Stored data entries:
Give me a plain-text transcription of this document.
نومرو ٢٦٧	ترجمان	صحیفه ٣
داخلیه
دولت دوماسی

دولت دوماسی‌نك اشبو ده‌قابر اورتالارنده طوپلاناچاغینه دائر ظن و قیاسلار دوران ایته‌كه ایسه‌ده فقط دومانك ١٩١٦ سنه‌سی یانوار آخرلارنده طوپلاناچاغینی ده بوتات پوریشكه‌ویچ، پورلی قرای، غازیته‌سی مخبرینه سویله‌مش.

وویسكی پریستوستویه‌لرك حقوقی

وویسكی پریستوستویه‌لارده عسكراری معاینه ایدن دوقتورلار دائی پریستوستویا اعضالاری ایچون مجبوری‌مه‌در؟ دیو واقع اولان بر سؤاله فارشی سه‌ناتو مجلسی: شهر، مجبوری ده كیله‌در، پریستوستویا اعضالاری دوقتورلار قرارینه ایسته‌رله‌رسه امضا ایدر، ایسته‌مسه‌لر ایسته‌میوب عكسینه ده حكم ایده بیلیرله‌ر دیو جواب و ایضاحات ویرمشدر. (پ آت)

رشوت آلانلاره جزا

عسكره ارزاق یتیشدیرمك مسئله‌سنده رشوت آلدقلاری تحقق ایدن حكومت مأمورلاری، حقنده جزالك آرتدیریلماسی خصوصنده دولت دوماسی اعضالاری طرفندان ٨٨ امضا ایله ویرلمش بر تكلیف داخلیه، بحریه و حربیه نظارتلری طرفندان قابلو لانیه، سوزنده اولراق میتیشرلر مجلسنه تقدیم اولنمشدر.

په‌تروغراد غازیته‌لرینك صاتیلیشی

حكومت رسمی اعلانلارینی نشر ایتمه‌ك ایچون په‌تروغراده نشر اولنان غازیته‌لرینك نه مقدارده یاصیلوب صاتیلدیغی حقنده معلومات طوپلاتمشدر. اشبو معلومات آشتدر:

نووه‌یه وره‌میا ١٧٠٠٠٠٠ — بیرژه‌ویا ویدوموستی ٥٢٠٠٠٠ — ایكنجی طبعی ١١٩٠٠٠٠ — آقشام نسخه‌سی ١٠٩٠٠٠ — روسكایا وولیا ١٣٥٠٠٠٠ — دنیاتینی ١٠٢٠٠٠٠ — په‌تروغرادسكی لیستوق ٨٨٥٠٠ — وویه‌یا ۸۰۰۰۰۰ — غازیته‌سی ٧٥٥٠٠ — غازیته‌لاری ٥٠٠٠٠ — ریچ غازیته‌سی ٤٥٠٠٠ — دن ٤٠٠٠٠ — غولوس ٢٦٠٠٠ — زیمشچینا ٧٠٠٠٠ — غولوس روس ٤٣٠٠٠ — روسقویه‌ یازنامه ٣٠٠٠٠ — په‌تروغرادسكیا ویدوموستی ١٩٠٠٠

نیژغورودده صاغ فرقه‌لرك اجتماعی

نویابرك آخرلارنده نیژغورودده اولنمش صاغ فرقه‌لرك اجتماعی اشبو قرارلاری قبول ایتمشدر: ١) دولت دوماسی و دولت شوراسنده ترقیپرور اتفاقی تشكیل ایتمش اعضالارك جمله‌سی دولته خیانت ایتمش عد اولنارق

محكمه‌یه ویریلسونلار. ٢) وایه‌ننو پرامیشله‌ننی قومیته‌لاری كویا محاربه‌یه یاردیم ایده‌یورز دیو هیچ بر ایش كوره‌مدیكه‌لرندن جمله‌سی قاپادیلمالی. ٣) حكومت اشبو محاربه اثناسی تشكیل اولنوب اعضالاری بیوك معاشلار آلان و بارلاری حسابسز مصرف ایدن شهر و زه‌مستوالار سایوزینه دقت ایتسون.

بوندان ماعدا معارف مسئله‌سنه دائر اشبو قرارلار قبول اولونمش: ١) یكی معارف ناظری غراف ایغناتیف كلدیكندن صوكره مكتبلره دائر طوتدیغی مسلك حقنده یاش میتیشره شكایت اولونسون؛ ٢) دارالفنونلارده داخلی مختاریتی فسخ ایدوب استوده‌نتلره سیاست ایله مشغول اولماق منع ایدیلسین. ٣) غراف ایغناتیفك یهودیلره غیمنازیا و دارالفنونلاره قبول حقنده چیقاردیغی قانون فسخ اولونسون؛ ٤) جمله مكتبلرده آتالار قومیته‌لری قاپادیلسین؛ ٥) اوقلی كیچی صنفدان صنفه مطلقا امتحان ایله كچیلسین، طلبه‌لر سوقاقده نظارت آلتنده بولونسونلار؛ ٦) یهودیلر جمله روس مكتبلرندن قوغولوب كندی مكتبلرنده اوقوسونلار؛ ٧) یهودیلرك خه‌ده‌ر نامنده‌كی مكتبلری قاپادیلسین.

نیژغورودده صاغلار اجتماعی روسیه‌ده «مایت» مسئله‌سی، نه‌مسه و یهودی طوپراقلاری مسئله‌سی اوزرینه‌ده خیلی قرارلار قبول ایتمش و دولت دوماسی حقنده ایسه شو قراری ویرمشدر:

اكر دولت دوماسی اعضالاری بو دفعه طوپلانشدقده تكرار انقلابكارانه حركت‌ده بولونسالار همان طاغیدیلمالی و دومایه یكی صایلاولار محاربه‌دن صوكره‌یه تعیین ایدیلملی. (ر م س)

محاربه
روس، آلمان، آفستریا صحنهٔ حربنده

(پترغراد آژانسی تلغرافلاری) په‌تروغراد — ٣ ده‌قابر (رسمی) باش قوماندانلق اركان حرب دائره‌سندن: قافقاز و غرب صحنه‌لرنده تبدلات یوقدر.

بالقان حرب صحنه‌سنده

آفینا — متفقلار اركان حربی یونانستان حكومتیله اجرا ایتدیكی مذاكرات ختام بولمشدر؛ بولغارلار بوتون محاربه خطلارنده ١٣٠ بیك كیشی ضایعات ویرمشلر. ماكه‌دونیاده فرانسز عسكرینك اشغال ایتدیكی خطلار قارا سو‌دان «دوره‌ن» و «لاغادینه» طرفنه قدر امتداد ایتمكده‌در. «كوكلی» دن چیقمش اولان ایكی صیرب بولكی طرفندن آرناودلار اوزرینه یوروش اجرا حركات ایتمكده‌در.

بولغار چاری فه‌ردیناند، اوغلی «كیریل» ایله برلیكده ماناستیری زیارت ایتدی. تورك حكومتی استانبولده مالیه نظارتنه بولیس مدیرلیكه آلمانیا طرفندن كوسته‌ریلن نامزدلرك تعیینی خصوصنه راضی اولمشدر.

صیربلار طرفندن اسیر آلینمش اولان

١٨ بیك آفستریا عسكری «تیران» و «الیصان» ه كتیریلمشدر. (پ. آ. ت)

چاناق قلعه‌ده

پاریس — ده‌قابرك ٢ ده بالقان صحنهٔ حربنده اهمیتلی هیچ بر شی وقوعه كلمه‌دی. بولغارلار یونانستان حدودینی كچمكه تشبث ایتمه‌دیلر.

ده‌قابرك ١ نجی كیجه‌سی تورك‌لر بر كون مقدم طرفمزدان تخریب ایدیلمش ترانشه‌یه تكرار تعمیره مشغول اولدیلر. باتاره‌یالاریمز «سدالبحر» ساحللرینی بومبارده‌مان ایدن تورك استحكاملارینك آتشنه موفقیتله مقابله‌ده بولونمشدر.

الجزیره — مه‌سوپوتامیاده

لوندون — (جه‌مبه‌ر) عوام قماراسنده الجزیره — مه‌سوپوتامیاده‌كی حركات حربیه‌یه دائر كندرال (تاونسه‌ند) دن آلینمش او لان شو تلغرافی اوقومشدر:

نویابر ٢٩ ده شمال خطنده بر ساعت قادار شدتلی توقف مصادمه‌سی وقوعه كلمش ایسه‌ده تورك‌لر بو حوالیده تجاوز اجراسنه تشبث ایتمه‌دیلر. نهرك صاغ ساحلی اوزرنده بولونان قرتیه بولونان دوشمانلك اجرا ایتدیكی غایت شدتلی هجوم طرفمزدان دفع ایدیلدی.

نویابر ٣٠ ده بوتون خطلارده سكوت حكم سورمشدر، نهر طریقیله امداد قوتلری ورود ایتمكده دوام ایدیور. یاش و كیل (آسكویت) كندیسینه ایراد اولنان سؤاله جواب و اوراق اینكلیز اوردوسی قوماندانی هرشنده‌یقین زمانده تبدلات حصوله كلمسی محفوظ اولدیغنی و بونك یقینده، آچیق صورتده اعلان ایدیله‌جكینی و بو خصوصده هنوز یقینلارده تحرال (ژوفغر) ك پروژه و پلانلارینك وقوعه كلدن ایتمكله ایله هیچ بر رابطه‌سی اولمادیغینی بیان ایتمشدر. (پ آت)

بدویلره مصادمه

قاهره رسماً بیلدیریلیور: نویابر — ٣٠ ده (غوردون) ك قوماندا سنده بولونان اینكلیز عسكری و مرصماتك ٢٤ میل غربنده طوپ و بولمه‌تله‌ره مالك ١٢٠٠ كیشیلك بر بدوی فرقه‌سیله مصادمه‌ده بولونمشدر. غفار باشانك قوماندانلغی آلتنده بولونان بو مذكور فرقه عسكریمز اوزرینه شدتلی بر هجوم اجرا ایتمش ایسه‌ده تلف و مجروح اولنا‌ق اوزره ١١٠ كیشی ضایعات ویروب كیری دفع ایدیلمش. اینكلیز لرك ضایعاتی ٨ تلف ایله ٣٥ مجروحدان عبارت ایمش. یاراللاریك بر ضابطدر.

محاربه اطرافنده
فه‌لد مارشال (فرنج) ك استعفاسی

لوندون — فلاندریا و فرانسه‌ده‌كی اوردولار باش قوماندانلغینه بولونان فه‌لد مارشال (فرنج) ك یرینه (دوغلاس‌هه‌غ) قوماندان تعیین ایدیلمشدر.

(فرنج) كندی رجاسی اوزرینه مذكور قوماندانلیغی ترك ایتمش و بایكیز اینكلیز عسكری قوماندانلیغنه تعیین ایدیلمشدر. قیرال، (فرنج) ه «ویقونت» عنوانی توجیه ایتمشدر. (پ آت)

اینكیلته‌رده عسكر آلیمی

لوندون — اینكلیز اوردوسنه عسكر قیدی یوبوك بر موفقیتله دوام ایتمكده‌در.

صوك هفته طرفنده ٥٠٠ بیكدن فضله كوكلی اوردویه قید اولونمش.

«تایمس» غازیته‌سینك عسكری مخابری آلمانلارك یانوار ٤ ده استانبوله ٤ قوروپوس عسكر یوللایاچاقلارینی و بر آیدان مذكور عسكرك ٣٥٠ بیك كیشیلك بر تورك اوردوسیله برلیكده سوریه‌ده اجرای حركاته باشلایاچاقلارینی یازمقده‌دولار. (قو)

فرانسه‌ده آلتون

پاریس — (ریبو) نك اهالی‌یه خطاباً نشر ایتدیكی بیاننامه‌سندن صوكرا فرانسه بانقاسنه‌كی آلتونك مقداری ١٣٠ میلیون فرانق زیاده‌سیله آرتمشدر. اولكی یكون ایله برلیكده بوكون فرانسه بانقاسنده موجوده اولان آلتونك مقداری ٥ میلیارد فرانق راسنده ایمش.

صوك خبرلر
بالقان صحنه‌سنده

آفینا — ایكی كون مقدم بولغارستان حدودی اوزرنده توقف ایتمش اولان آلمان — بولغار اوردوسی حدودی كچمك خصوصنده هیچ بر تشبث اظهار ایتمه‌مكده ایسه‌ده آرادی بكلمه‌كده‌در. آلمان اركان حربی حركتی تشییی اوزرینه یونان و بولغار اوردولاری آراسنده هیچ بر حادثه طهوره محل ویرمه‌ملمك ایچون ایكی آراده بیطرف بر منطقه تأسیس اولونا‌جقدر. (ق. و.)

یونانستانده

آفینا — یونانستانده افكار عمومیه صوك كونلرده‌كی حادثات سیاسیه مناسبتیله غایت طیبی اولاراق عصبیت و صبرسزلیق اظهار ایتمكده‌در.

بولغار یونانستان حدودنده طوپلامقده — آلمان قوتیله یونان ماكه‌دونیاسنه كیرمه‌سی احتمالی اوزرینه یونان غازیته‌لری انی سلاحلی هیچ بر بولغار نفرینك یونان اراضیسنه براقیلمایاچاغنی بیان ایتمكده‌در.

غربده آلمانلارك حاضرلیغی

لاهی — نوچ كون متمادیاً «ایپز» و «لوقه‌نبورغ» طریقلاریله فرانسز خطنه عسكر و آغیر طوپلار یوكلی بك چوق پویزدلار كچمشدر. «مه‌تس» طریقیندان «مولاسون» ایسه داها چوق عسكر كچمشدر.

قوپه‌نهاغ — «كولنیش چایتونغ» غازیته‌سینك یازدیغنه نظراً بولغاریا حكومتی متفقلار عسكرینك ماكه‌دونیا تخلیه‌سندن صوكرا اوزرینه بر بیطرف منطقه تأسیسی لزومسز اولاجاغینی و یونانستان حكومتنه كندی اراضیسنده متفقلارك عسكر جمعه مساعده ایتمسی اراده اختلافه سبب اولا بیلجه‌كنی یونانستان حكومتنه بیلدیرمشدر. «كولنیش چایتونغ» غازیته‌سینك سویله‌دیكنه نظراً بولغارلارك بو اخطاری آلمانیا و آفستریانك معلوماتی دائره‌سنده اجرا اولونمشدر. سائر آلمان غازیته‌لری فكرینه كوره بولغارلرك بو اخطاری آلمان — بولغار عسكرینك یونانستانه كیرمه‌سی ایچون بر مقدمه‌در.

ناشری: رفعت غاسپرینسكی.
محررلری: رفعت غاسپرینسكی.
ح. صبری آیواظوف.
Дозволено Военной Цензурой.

Exercise prompt: Show every line of the records above that contains the word "برلیكده".

Response to this exercise:
بولغار چاری فه‌ردیناند، اوغلی «كیریل» ایله برلیكده ماناستیری زیارت ایتدی. تورك حكومتی استانبولده مالیه نظارتنه بولیس مدیرلیكه آلمانیا طرفندن كوسته‌ریلن نامزدلرك تعیینی خصوصنه راضی اولمشدر.
«تایمس» غازیته‌سینك عسكری مخابری آلمانلارك یانوار ٤ ده استانبوله ٤ قوروپوس عسكر یوللایاچاقلارینی و بر آیدان مذكور عسكرك ٣٥٠ بیك كیشیلك بر تورك اوردوسیله برلیكده سوریه‌ده اجرای حركاته باشلایاچاقلارینی یازمقده‌دولار. (قو)
پاریس — (ریبو) نك اهالی‌یه خطاباً نشر ایتدیكی بیاننامه‌سندن صوكرا فرانسه بانقاسنه‌كی آلتونك مقداری ١٣٠ میلیون فرانق زیاده‌سیله آرتمشدر. اولكی یكون ایله برلیكده بوكون فرانسه بانقاسنده موجوده اولان آلتونك مقداری ٥ میلیارد فرانق راسنده ایمش.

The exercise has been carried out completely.